* **What is needed**
Transcribe the records below exactly.

* **Data supplied**

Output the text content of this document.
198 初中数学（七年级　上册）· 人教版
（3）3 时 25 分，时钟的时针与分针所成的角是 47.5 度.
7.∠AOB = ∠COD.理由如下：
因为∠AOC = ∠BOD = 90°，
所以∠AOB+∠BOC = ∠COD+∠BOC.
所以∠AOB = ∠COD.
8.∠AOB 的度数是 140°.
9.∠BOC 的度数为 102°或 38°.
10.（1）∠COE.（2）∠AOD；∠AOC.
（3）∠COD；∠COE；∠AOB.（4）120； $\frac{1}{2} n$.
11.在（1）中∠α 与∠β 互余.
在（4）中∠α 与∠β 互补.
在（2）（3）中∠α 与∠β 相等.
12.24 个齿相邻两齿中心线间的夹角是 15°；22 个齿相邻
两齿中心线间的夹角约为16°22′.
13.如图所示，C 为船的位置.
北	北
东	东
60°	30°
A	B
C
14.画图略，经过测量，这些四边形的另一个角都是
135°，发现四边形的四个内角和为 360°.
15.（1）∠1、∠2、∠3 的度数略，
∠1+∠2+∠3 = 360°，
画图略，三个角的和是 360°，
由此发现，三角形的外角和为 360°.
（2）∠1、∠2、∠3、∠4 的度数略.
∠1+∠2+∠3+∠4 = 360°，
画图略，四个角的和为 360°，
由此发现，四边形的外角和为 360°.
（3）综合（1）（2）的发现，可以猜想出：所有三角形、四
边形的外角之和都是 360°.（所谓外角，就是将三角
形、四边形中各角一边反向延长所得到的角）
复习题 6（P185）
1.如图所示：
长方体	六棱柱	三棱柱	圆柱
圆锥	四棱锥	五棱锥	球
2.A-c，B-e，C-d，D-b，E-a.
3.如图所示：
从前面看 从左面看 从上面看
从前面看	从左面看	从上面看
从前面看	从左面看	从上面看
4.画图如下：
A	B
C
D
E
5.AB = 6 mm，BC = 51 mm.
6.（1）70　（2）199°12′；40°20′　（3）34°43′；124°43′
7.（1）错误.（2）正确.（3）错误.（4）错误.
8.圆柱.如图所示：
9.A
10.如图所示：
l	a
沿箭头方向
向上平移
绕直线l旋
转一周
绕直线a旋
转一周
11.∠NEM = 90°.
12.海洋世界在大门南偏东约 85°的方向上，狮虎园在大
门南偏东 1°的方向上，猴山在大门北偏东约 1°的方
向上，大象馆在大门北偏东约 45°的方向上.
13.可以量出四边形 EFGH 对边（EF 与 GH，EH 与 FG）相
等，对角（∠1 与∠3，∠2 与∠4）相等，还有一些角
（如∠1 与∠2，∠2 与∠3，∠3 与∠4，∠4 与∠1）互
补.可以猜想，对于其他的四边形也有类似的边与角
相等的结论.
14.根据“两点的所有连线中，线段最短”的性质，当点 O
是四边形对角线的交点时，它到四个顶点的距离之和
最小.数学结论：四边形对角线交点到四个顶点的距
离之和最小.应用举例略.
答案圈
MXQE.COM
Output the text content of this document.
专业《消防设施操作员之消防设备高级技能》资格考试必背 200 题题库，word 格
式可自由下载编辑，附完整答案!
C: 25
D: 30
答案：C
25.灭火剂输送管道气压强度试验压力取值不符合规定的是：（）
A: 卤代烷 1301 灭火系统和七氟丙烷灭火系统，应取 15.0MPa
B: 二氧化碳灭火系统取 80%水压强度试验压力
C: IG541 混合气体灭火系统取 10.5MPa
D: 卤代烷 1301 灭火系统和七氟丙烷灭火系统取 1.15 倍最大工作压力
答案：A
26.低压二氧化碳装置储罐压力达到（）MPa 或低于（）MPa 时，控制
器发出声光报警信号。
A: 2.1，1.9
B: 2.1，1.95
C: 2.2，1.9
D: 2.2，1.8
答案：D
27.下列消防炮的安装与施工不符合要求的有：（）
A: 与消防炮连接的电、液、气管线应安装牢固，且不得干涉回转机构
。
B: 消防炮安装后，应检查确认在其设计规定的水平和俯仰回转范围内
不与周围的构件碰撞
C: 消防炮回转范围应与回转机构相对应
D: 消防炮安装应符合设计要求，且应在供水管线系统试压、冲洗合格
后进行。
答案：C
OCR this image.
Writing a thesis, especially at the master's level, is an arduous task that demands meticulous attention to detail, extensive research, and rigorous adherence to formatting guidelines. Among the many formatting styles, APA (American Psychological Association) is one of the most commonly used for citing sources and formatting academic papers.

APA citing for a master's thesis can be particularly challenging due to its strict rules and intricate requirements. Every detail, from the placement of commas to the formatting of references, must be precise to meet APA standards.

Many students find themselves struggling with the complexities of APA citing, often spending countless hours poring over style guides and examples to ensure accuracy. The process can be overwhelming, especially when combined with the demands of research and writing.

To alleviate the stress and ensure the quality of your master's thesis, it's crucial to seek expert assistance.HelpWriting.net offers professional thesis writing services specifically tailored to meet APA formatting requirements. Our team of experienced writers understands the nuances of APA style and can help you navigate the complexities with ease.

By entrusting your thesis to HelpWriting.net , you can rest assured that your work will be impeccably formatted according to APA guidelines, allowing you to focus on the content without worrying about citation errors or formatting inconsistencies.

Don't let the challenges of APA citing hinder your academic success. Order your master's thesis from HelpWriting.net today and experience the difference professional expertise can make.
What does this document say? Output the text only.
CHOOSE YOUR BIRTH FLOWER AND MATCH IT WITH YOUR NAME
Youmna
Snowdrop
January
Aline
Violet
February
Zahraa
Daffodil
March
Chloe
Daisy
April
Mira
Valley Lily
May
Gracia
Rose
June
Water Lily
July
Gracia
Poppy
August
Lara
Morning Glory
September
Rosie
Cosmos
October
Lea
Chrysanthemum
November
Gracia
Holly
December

* **Task output**
Output the text content of this document.
198 初中数学（七年级　上册）· 人教版
（3）3 时 25 分，时钟的时针与分针所成的角是 47.5 度.
7.∠AOB = ∠COD.理由如下：
因为∠AOC = ∠BOD = 90°，
所以∠AOB+∠BOC = ∠COD+∠BOC.
所以∠AOB = ∠COD.
8.∠AOB 的度数是 140°.
9.∠BOC 的度数为 102°或 38°.
10.（1）∠COE.（2）∠AOD；∠AOC.
（3）∠COD；∠COE；∠AOB.（4）120； $\frac{1}{2} n$.
11.在（1）中∠α 与∠β 互余.
在（4）中∠α 与∠β 互补.
在（2）（3）中∠α 与∠β 相等.
12.24 个齿相邻两齿中心线间的夹角是 15°；22 个齿相邻
两齿中心线间的夹角约为16°22′.
13.如图所示，C 为船的位置.
北	北
东	东
60°	30°
A	B
C
14.画图略，经过测量，这些四边形的另一个角都是
135°，发现四边形的四个内角和为 360°.
15.（1）∠1、∠2、∠3 的度数略，
∠1+∠2+∠3 = 360°，
画图略，三个角的和是 360°，
由此发现，三角形的外角和为 360°.
（2）∠1、∠2、∠3、∠4 的度数略.
∠1+∠2+∠3+∠4 = 360°，
画图略，四个角的和为 360°，
由此发现，四边形的外角和为 360°.
（3）综合（1）（2）的发现，可以猜想出：所有三角形、四
边形的外角之和都是 360°.（所谓外角，就是将三角
形、四边形中各角一边反向延长所得到的角）
复习题 6（P185）
1.如图所示：
长方体	六棱柱	三棱柱	圆柱
圆锥	四棱锥	五棱锥	球
2.A-c，B-e，C-d，D-b，E-a.
3.如图所示：
从前面看 从左面看 从上面看
从前面看	从左面看	从上面看
从前面看	从左面看	从上面看
4.画图如下：
A	B
C
D
E
5.AB = 6 mm，BC = 51 mm.
6.（1）70　（2）199°12′；40°20′　（3）34°43′；124°43′
7.（1）错误.（2）正确.（3）错误.（4）错误.
8.圆柱.如图所示：
9.A
10.如图所示：
l	a
沿箭头方向
向上平移
绕直线l旋
转一周
绕直线a旋
转一周
11.∠NEM = 90°.
12.海洋世界在大门南偏东约 85°的方向上，狮虎园在大
门南偏东 1°的方向上，猴山在大门北偏东约 1°的方
向上，大象馆在大门北偏东约 45°的方向上.
13.可以量出四边形 EFGH 对边（EF 与 GH，EH 与 FG）相
等，对角（∠1 与∠3，∠2 与∠4）相等，还有一些角
（如∠1 与∠2，∠2 与∠3，∠3 与∠4，∠4 与∠1）互
补.可以猜想，对于其他的四边形也有类似的边与角
相等的结论.
14.根据“两点的所有连线中，线段最短”的性质，当点 O
是四边形对角线的交点时，它到四个顶点的距离之和
最小.数学结论：四边形对角线交点到四个顶点的距
离之和最小.应用举例略.
答案圈
MXQE.COM
Output the text content of this document.
专业《消防设施操作员之消防设备高级技能》资格考试必背 200 题题库，word 格
式可自由下载编辑，附完整答案!
C: 25
D: 30
答案：C
25.灭火剂输送管道气压强度试验压力取值不符合规定的是：（）
A: 卤代烷 1301 灭火系统和七氟丙烷灭火系统，应取 15.0MPa
B: 二氧化碳灭火系统取 80%水压强度试验压力
C: IG541 混合气体灭火系统取 10.5MPa
D: 卤代烷 1301 灭火系统和七氟丙烷灭火系统取 1.15 倍最大工作压力
答案：A
26.低压二氧化碳装置储罐压力达到（）MPa 或低于（）MPa 时，控制
器发出声光报警信号。
A: 2.1，1.9
B: 2.1，1.95
C: 2.2，1.9
D: 2.2，1.8
答案：D
27.下列消防炮的安装与施工不符合要求的有：（）
A: 与消防炮连接的电、液、气管线应安装牢固，且不得干涉回转机构
。
B: 消防炮安装后，应检查确认在其设计规定的水平和俯仰回转范围内
不与周围的构件碰撞
C: 消防炮回转范围应与回转机构相对应
D: 消防炮安装应符合设计要求，且应在供水管线系统试压、冲洗合格
后进行。
答案：C
OCR this image.
Writing a thesis, especially at the master's level, is an arduous task that demands meticulous attention to detail, extensive research, and rigorous adherence to formatting guidelines. Among the many formatting styles, APA (American Psychological Association) is one of the most commonly used for citing sources and formatting academic papers.

APA citing for a master's thesis can be particularly challenging due to its strict rules and intricate requirements. Every detail, from the placement of commas to the formatting of references, must be precise to meet APA standards.

Many students find themselves struggling with the complexities of APA citing, often spending countless hours poring over style guides and examples to ensure accuracy. The process can be overwhelming, especially when combined with the demands of research and writing.

To alleviate the stress and ensure the quality of your master's thesis, it's crucial to seek expert assistance.HelpWriting.net offers professional thesis writing services specifically tailored to meet APA formatting requirements. Our team of experienced writers understands the nuances of APA style and can help you navigate the complexities with ease.

By entrusting your thesis to HelpWriting.net , you can rest assured that your work will be impeccably formatted according to APA guidelines, allowing you to focus on the content without worrying about citation errors or formatting inconsistencies.

Don't let the challenges of APA citing hinder your academic success. Order your master's thesis from HelpWriting.net today and experience the difference professional expertise can make.
What does this document say? Output the text only.
CHOOSE YOUR BIRTH FLOWER AND MATCH IT WITH YOUR NAME
Youmna
Snowdrop
January
Aline
Violet
February
Zahraa
Daffodil
March
Chloe
Daisy
April
Mira
Valley Lily
May
Gracia
Rose
June
Water Lily
July
Gracia
Poppy
August
Lara
Morning Glory
September
Rosie
Cosmos
October
Lea
Chrysanthemum
November
Gracia
Holly
December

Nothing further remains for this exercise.